(Saved entries)
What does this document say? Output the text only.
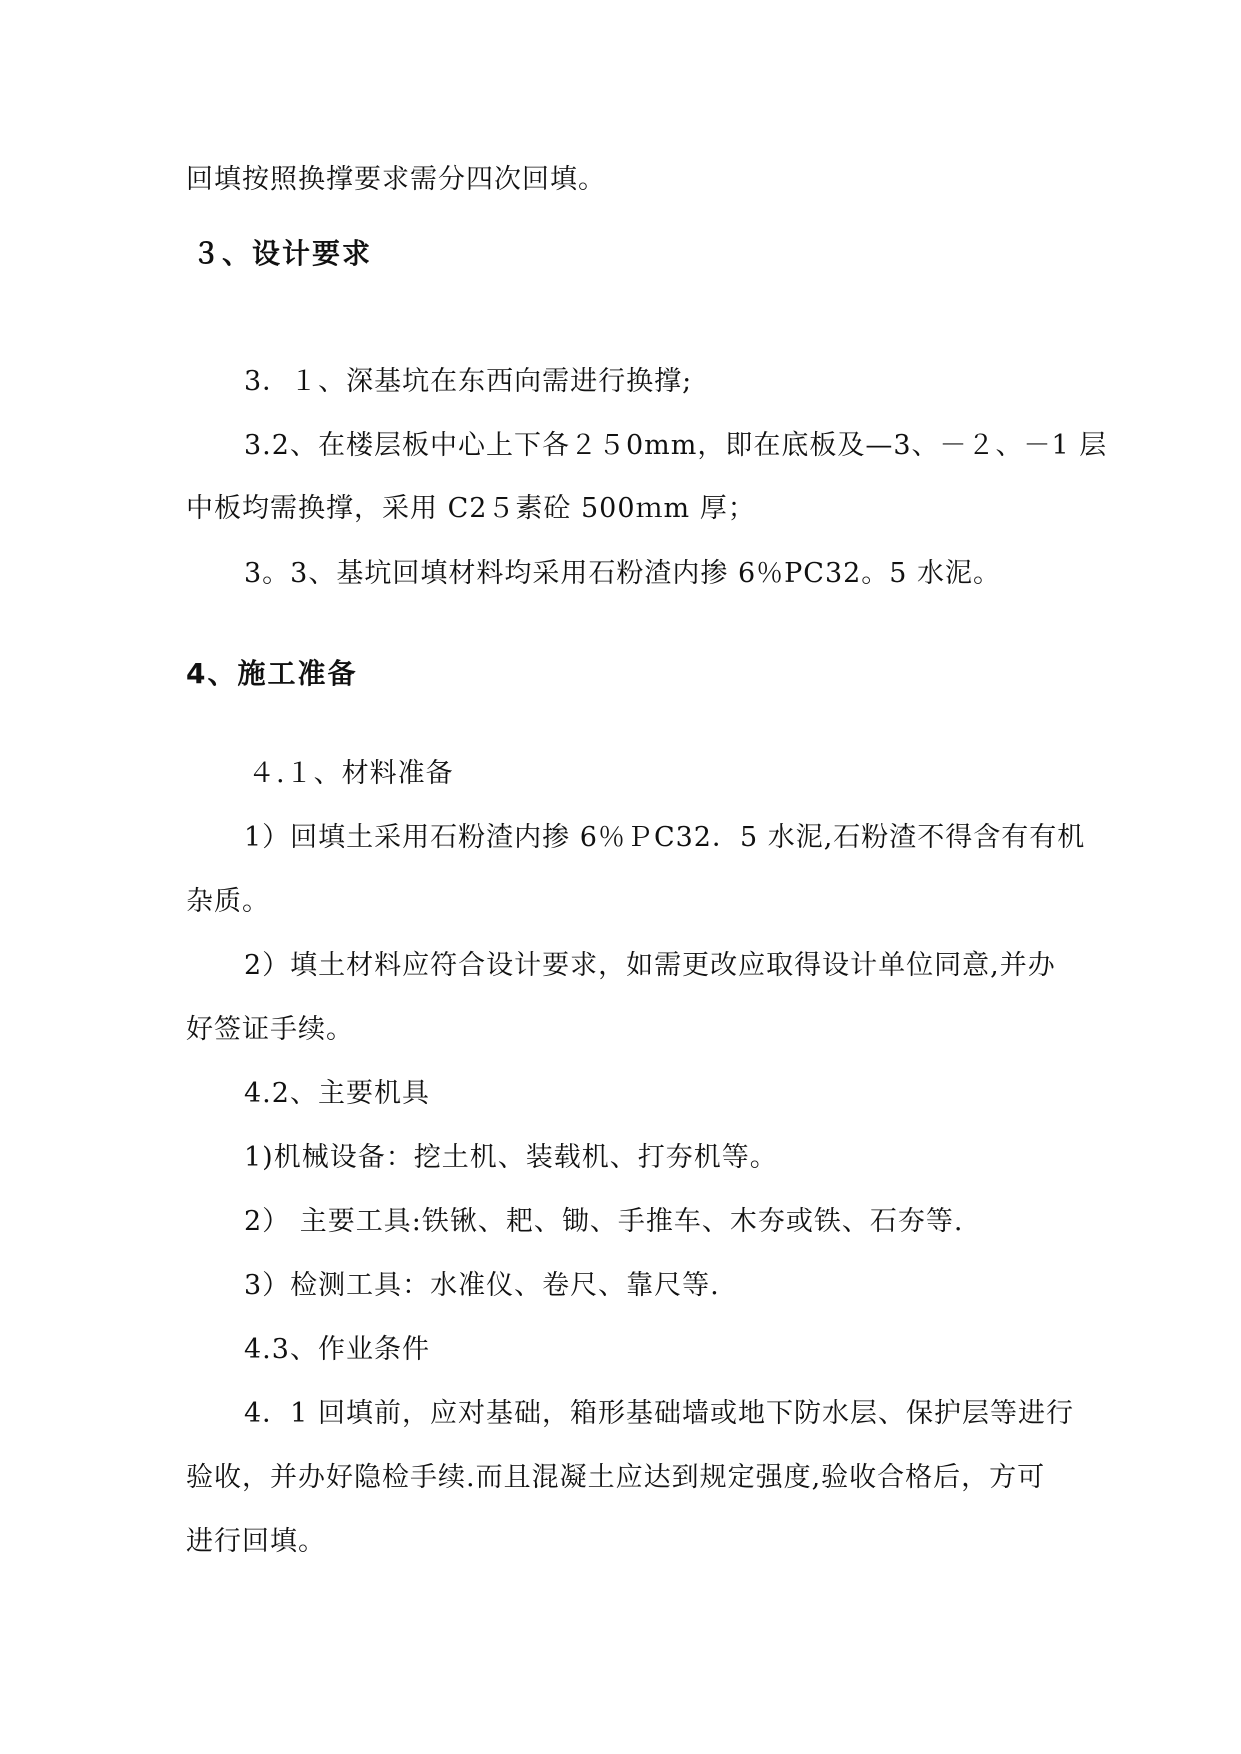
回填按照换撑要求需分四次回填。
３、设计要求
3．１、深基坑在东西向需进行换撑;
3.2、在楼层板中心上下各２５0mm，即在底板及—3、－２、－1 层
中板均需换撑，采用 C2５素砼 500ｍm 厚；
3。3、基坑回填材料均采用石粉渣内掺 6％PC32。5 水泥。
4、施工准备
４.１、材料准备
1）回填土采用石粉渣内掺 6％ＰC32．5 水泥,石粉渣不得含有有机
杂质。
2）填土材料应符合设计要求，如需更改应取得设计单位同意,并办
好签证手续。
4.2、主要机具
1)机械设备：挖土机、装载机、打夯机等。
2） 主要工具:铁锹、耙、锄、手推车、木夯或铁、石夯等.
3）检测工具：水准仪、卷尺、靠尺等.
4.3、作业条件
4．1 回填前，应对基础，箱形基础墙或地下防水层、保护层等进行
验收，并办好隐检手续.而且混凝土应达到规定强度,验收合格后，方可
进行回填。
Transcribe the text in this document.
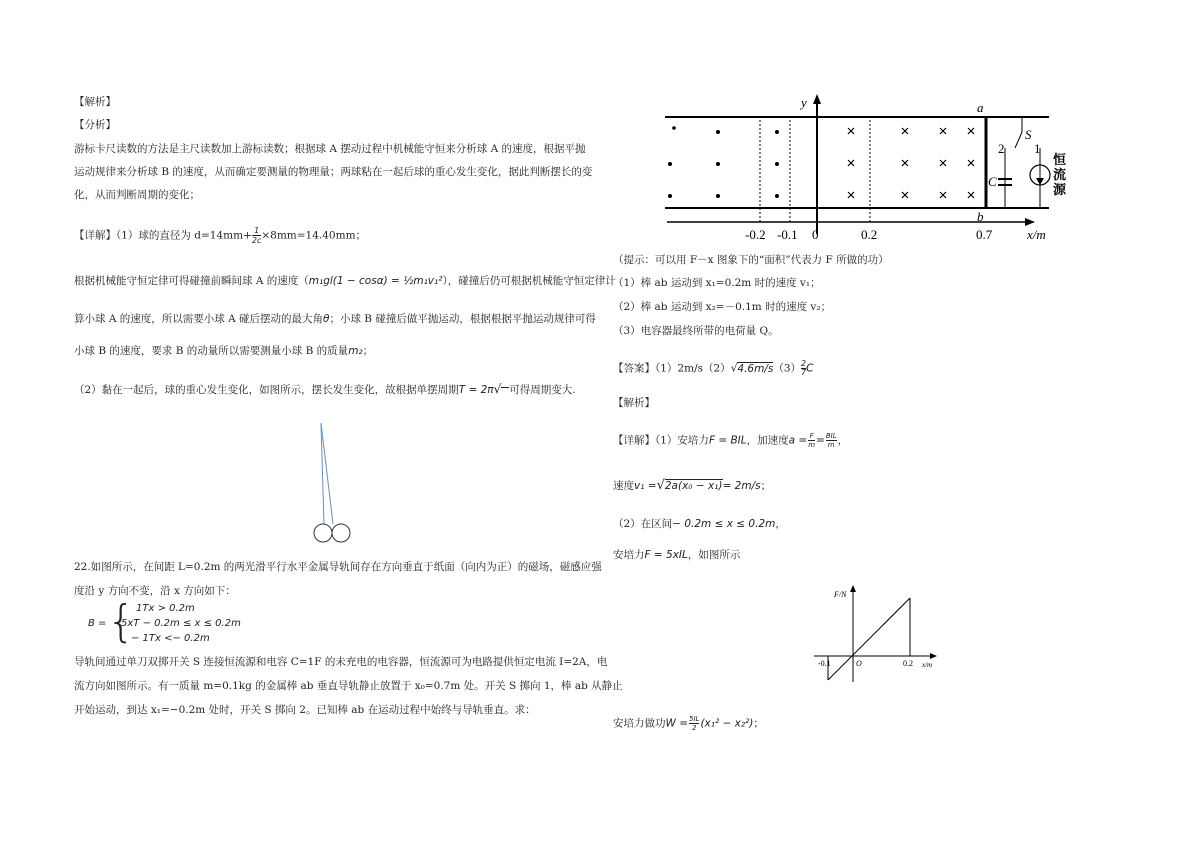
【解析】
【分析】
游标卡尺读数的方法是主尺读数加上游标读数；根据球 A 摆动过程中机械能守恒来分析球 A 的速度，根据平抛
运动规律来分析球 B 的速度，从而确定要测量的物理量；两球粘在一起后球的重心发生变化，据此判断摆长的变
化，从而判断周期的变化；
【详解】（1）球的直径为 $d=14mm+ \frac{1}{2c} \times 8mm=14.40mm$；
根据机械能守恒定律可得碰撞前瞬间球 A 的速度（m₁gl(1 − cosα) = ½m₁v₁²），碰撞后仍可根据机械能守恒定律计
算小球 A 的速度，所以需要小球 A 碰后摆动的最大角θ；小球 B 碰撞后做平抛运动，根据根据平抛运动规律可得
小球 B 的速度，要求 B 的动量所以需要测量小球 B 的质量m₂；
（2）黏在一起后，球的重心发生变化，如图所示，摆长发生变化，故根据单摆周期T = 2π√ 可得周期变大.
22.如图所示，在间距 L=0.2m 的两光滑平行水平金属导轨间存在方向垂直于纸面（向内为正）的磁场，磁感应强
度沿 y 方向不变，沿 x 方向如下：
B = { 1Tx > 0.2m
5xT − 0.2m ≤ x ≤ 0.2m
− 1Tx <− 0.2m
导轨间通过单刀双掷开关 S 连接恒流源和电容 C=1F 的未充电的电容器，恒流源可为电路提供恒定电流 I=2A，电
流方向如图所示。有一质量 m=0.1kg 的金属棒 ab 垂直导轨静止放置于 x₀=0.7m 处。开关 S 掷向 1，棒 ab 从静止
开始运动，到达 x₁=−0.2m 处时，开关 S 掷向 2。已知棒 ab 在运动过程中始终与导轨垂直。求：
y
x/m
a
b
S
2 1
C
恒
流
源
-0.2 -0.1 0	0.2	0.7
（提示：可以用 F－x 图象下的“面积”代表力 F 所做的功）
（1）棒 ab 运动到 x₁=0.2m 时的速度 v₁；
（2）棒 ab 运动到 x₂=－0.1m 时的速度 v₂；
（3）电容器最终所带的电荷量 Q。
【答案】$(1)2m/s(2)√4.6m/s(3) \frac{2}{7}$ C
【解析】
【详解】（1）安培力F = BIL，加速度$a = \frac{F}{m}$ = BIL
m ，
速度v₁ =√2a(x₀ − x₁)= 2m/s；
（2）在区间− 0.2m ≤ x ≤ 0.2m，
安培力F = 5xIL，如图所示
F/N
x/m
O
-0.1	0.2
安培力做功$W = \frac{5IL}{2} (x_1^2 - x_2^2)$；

GOAL ▸ Leave out the pictures and restate everything else word for word.

EXERCISE RESULT ▸
What does this document say? Output the text only.
回填按照换撑要求需分四次回填。
３、设计要求
3．１、深基坑在东西向需进行换撑;
3.2、在楼层板中心上下各２５0mm，即在底板及—3、－２、－1 层
中板均需换撑，采用 C2５素砼 500ｍm 厚；
3。3、基坑回填材料均采用石粉渣内掺 6％PC32。5 水泥。
4、施工准备
４.１、材料准备
1）回填土采用石粉渣内掺 6％ＰC32．5 水泥,石粉渣不得含有有机
杂质。
2）填土材料应符合设计要求，如需更改应取得设计单位同意,并办
好签证手续。
4.2、主要机具
1)机械设备：挖土机、装载机、打夯机等。
2） 主要工具:铁锹、耙、锄、手推车、木夯或铁、石夯等.
3）检测工具：水准仪、卷尺、靠尺等.
4.3、作业条件
4．1 回填前，应对基础，箱形基础墙或地下防水层、保护层等进行
验收，并办好隐检手续.而且混凝土应达到规定强度,验收合格后，方可
进行回填。
Transcribe the text in this document.
【解析】
【分析】
游标卡尺读数的方法是主尺读数加上游标读数；根据球 A 摆动过程中机械能守恒来分析球 A 的速度，根据平抛
运动规律来分析球 B 的速度，从而确定要测量的物理量；两球粘在一起后球的重心发生变化，据此判断摆长的变
化，从而判断周期的变化；
【详解】（1）球的直径为 $d=14mm+ \frac{1}{2c} \times 8mm=14.40mm$；
根据机械能守恒定律可得碰撞前瞬间球 A 的速度（m₁gl(1 − cosα) = ½m₁v₁²），碰撞后仍可根据机械能守恒定律计
算小球 A 的速度，所以需要小球 A 碰后摆动的最大角θ；小球 B 碰撞后做平抛运动，根据根据平抛运动规律可得
小球 B 的速度，要求 B 的动量所以需要测量小球 B 的质量m₂；
（2）黏在一起后，球的重心发生变化，如图所示，摆长发生变化，故根据单摆周期T = 2π√ 可得周期变大.
22.如图所示，在间距 L=0.2m 的两光滑平行水平金属导轨间存在方向垂直于纸面（向内为正）的磁场，磁感应强
度沿 y 方向不变，沿 x 方向如下：
B = { 1Tx > 0.2m
5xT − 0.2m ≤ x ≤ 0.2m
− 1Tx <− 0.2m
导轨间通过单刀双掷开关 S 连接恒流源和电容 C=1F 的未充电的电容器，恒流源可为电路提供恒定电流 I=2A，电
流方向如图所示。有一质量 m=0.1kg 的金属棒 ab 垂直导轨静止放置于 x₀=0.7m 处。开关 S 掷向 1，棒 ab 从静止
开始运动，到达 x₁=−0.2m 处时，开关 S 掷向 2。已知棒 ab 在运动过程中始终与导轨垂直。求：
y
x/m
a
b
S
2 1
C
恒
流
源
-0.2 -0.1 0	0.2	0.7
（提示：可以用 F－x 图象下的“面积”代表力 F 所做的功）
（1）棒 ab 运动到 x₁=0.2m 时的速度 v₁；
（2）棒 ab 运动到 x₂=－0.1m 时的速度 v₂；
（3）电容器最终所带的电荷量 Q。
【答案】$(1)2m/s(2)√4.6m/s(3) \frac{2}{7}$ C
【解析】
【详解】（1）安培力F = BIL，加速度$a = \frac{F}{m}$ = BIL
m ，
速度v₁ =√2a(x₀ − x₁)= 2m/s；
（2）在区间− 0.2m ≤ x ≤ 0.2m，
安培力F = 5xIL，如图所示
F/N
x/m
O
-0.1	0.2
安培力做功$W = \frac{5IL}{2} (x_1^2 - x_2^2)$；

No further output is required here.